** Begin **

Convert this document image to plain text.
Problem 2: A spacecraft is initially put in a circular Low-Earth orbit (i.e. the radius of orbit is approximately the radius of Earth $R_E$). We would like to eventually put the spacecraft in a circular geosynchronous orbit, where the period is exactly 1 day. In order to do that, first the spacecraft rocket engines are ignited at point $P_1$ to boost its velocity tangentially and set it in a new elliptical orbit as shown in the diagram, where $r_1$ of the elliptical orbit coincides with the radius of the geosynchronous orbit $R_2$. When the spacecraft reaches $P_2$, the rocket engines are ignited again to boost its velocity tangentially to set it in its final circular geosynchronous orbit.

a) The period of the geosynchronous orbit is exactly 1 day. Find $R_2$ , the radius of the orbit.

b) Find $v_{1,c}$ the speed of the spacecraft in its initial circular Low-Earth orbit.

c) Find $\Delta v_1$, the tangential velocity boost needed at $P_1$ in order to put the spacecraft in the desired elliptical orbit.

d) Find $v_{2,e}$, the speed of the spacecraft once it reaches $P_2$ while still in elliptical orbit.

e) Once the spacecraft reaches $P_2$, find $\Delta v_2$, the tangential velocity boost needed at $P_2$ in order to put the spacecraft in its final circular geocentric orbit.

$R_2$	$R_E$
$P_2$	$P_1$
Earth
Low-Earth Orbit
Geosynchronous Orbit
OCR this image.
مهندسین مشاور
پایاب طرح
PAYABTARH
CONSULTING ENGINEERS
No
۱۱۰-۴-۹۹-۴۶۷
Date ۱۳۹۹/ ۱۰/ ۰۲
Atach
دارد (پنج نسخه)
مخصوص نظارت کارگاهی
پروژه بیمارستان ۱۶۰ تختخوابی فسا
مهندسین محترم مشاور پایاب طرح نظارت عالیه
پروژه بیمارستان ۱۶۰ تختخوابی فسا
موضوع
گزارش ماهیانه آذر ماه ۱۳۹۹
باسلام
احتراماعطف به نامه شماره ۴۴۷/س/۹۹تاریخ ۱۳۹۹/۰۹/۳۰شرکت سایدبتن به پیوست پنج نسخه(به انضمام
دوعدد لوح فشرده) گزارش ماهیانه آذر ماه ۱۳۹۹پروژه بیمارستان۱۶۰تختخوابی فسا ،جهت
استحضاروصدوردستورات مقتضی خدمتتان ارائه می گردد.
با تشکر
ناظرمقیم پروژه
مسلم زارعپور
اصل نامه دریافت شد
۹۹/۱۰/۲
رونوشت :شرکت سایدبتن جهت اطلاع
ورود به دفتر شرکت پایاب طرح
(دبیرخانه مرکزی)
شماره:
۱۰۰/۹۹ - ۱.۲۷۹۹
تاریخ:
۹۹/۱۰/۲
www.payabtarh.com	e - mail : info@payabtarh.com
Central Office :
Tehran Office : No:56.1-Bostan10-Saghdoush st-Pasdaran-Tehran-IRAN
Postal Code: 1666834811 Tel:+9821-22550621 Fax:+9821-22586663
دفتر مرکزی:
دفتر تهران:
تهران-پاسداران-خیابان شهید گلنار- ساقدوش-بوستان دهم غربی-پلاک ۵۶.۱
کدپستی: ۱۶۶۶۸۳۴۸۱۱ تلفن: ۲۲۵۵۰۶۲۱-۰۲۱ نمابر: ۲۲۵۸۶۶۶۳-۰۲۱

** End **

» **TASK DETAILS**: Retype the listing above in full, with no alterations.

» **FINISHED TASK**:
Convert this document image to plain text.
Problem 2: A spacecraft is initially put in a circular Low-Earth orbit (i.e. the radius of orbit is approximately the radius of Earth $R_E$). We would like to eventually put the spacecraft in a circular geosynchronous orbit, where the period is exactly 1 day. In order to do that, first the spacecraft rocket engines are ignited at point $P_1$ to boost its velocity tangentially and set it in a new elliptical orbit as shown in the diagram, where $r_1$ of the elliptical orbit coincides with the radius of the geosynchronous orbit $R_2$. When the spacecraft reaches $P_2$, the rocket engines are ignited again to boost its velocity tangentially to set it in its final circular geosynchronous orbit.

a) The period of the geosynchronous orbit is exactly 1 day. Find $R_2$ , the radius of the orbit.

b) Find $v_{1,c}$ the speed of the spacecraft in its initial circular Low-Earth orbit.

c) Find $\Delta v_1$, the tangential velocity boost needed at $P_1$ in order to put the spacecraft in the desired elliptical orbit.

d) Find $v_{2,e}$, the speed of the spacecraft once it reaches $P_2$ while still in elliptical orbit.

e) Once the spacecraft reaches $P_2$, find $\Delta v_2$, the tangential velocity boost needed at $P_2$ in order to put the spacecraft in its final circular geocentric orbit.

$R_2$	$R_E$
$P_2$	$P_1$
Earth
Low-Earth Orbit
Geosynchronous Orbit
OCR this image.
مهندسین مشاور
پایاب طرح
PAYABTARH
CONSULTING ENGINEERS
No
۱۱۰-۴-۹۹-۴۶۷
Date ۱۳۹۹/ ۱۰/ ۰۲
Atach
دارد (پنج نسخه)
مخصوص نظارت کارگاهی
پروژه بیمارستان ۱۶۰ تختخوابی فسا
مهندسین محترم مشاور پایاب طرح نظارت عالیه
پروژه بیمارستان ۱۶۰ تختخوابی فسا
موضوع
گزارش ماهیانه آذر ماه ۱۳۹۹
باسلام
احتراماعطف به نامه شماره ۴۴۷/س/۹۹تاریخ ۱۳۹۹/۰۹/۳۰شرکت سایدبتن به پیوست پنج نسخه(به انضمام
دوعدد لوح فشرده) گزارش ماهیانه آذر ماه ۱۳۹۹پروژه بیمارستان۱۶۰تختخوابی فسا ،جهت
استحضاروصدوردستورات مقتضی خدمتتان ارائه می گردد.
با تشکر
ناظرمقیم پروژه
مسلم زارعپور
اصل نامه دریافت شد
۹۹/۱۰/۲
رونوشت :شرکت سایدبتن جهت اطلاع
ورود به دفتر شرکت پایاب طرح
(دبیرخانه مرکزی)
شماره:
۱۰۰/۹۹ - ۱.۲۷۹۹
تاریخ:
۹۹/۱۰/۲
www.payabtarh.com	e - mail : info@payabtarh.com
Central Office :
Tehran Office : No:56.1-Bostan10-Saghdoush st-Pasdaran-Tehran-IRAN
Postal Code: 1666834811 Tel:+9821-22550621 Fax:+9821-22586663
دفتر مرکزی:
دفتر تهران:
تهران-پاسداران-خیابان شهید گلنار- ساقدوش-بوستان دهم غربی-پلاک ۵۶.۱
کدپستی: ۱۶۶۶۸۳۴۸۱۱ تلفن: ۲۲۵۵۰۶۲۱-۰۲۱ نمابر: ۲۲۵۸۶۶۶۳-۰۲۱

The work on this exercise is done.